* _THE PROBLEM_: If a line in the records below contains the word "screenshot", copy it out.
** DATA LISTING follows **
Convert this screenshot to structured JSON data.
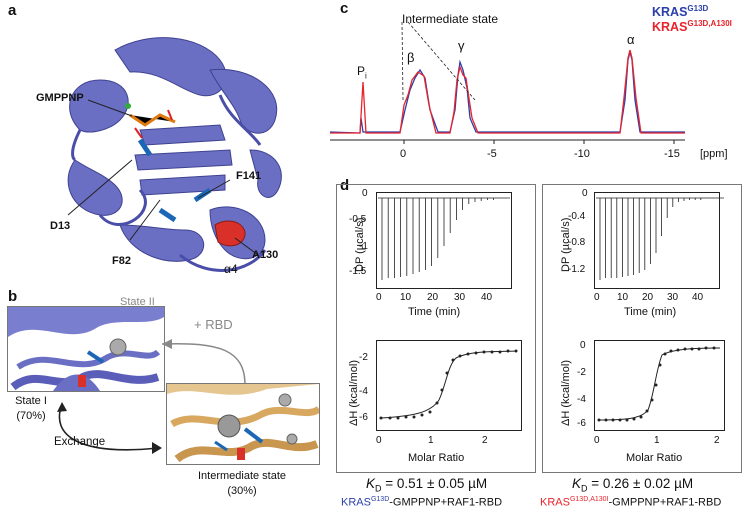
{
  "panels": {
    "a": "a",
    "b": "b",
    "c": "c",
    "d": "d"
  },
  "panel_a": {
    "labels": {
      "gmppnp": "GMPPNP",
      "d13": "D13",
      "f141": "F141",
      "f82": "F82",
      "a130": "A130",
      "alpha4": "α4"
    }
  },
  "panel_b": {
    "state2": "State II",
    "rbd": "+ RBD",
    "state1": "State I",
    "state1_pct": "(70%)",
    "exchange": "Exchange",
    "intermediate": "Intermediate state",
    "intermediate_pct": "(30%)"
  },
  "panel_c": {
    "intermediate_label": "Intermediate state",
    "peaks": {
      "pi": "P",
      "pi_sub": "i",
      "beta": "β",
      "gamma": "γ",
      "alpha": "α"
    },
    "legend": [
      {
        "name": "KRAS",
        "sup": "G13D",
        "color": "#2a3fa8"
      },
      {
        "name": "KRAS",
        "sup": "G13D,A130I",
        "color": "#e8232b"
      }
    ],
    "ticks": [
      "0",
      "-5",
      "-10",
      "-15"
    ],
    "unit": "[ppm]"
  },
  "panel_d": {
    "left": {
      "top_ylabel": "DP (µcal/s)",
      "top_yticks": [
        "0",
        "-0.5",
        "-1",
        "-1.5"
      ],
      "top_xticks": [
        "0",
        "10",
        "20",
        "30",
        "40"
      ],
      "top_xlabel": "Time (min)",
      "bot_ylabel": "ΔH (kcal/mol)",
      "bot_yticks": [
        "-2",
        "-4",
        "-6"
      ],
      "bot_xticks": [
        "0",
        "1",
        "2"
      ],
      "bot_xlabel": "Molar Ratio",
      "kd_label": "K",
      "kd_sub": "D",
      "kd_value": "= 0.51 ± 0.05 µM",
      "complex_name": "KRAS",
      "complex_sup": "G13D",
      "complex_rest": "-GMPPNP+RAF1-RBD"
    },
    "right": {
      "top_ylabel": "DP (µcal/s)",
      "top_yticks": [
        "0",
        "-0.4",
        "-0.8",
        "-1.2"
      ],
      "top_xticks": [
        "0",
        "10",
        "20",
        "30",
        "40"
      ],
      "top_xlabel": "Time (min)",
      "bot_ylabel": "ΔH (kcal/mol)",
      "bot_yticks": [
        "0",
        "-2",
        "-4",
        "-6"
      ],
      "bot_xticks": [
        "0",
        "1",
        "2"
      ],
      "bot_xlabel": "Molar Ratio",
      "kd_label": "K",
      "kd_sub": "D",
      "kd_value": "= 0.26 ± 0.02 µM",
      "complex_name": "KRAS",
      "complex_sup": "G13D,A130I",
      "complex_rest": "-GMPPNP+RAF1-RBD"
    }
  },
  "colors": {
    "protein": "#6b6fc4",
    "highlight_red": "#d9302a",
    "orange": "#d8a860",
    "spectrum_blue": "#2a3fa8",
    "spectrum_red": "#e8232b"
  }
}
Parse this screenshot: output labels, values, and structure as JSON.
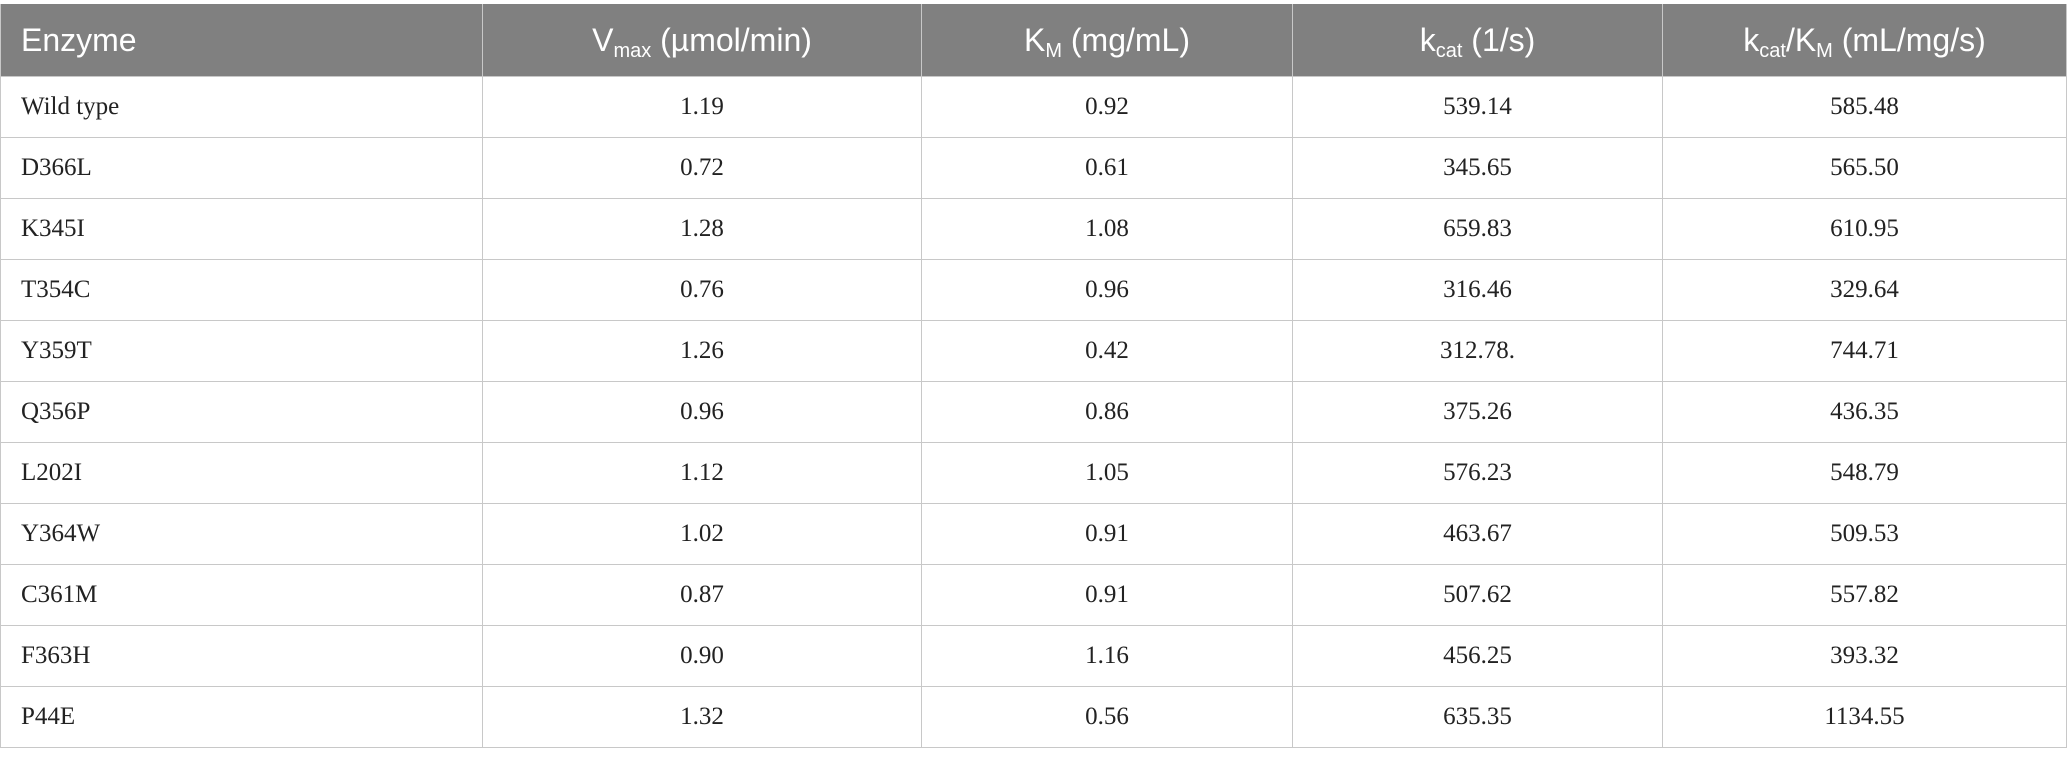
** End of DATA LISTING **
* _ANSWER AREA_:
Convert this screenshot to structured JSON data.
Parse this screenshot: output labels, values, and structure as JSON.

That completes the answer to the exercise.